Task data>

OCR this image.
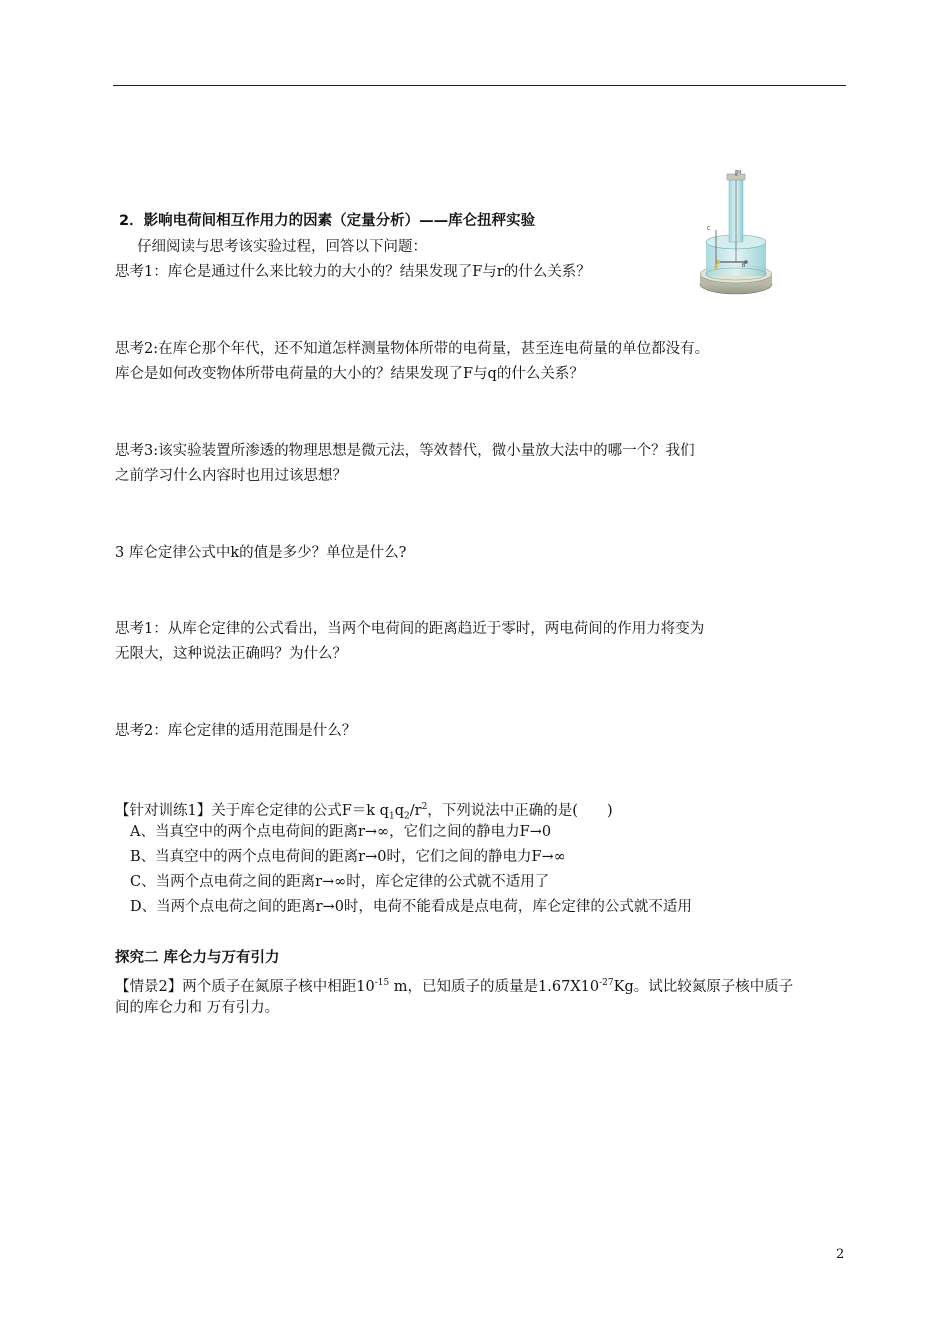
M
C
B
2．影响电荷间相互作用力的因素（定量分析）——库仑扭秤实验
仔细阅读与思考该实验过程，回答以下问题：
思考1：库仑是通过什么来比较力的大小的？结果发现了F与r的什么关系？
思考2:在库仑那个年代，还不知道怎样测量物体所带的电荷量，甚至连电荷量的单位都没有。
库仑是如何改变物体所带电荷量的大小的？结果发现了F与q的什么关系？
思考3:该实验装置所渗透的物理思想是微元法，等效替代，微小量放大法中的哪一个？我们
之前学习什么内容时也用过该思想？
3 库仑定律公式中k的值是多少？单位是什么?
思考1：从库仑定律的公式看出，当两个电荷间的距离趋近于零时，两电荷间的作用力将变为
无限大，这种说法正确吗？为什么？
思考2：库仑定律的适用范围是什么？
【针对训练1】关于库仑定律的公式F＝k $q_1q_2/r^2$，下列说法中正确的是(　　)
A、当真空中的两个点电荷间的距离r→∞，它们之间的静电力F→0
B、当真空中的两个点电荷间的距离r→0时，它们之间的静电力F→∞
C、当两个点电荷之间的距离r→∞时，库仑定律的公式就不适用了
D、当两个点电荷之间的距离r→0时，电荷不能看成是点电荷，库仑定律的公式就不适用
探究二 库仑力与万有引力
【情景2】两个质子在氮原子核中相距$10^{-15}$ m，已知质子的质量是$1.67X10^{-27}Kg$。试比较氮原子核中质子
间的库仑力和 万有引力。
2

Stated goal>
Make an exact copy of the data above, pictures excluded.

Task result>
OCR this image.
M
C
B
2．影响电荷间相互作用力的因素（定量分析）——库仑扭秤实验
仔细阅读与思考该实验过程，回答以下问题：
思考1：库仑是通过什么来比较力的大小的？结果发现了F与r的什么关系？
思考2:在库仑那个年代，还不知道怎样测量物体所带的电荷量，甚至连电荷量的单位都没有。
库仑是如何改变物体所带电荷量的大小的？结果发现了F与q的什么关系？
思考3:该实验装置所渗透的物理思想是微元法，等效替代，微小量放大法中的哪一个？我们
之前学习什么内容时也用过该思想？
3 库仑定律公式中k的值是多少？单位是什么?
思考1：从库仑定律的公式看出，当两个电荷间的距离趋近于零时，两电荷间的作用力将变为
无限大，这种说法正确吗？为什么？
思考2：库仑定律的适用范围是什么？
【针对训练1】关于库仑定律的公式F＝k $q_1q_2/r^2$，下列说法中正确的是(　　)
A、当真空中的两个点电荷间的距离r→∞，它们之间的静电力F→0
B、当真空中的两个点电荷间的距离r→0时，它们之间的静电力F→∞
C、当两个点电荷之间的距离r→∞时，库仑定律的公式就不适用了
D、当两个点电荷之间的距离r→0时，电荷不能看成是点电荷，库仑定律的公式就不适用
探究二 库仑力与万有引力
【情景2】两个质子在氮原子核中相距$10^{-15}$ m，已知质子的质量是$1.67X10^{-27}Kg$。试比较氮原子核中质子
间的库仑力和 万有引力。
2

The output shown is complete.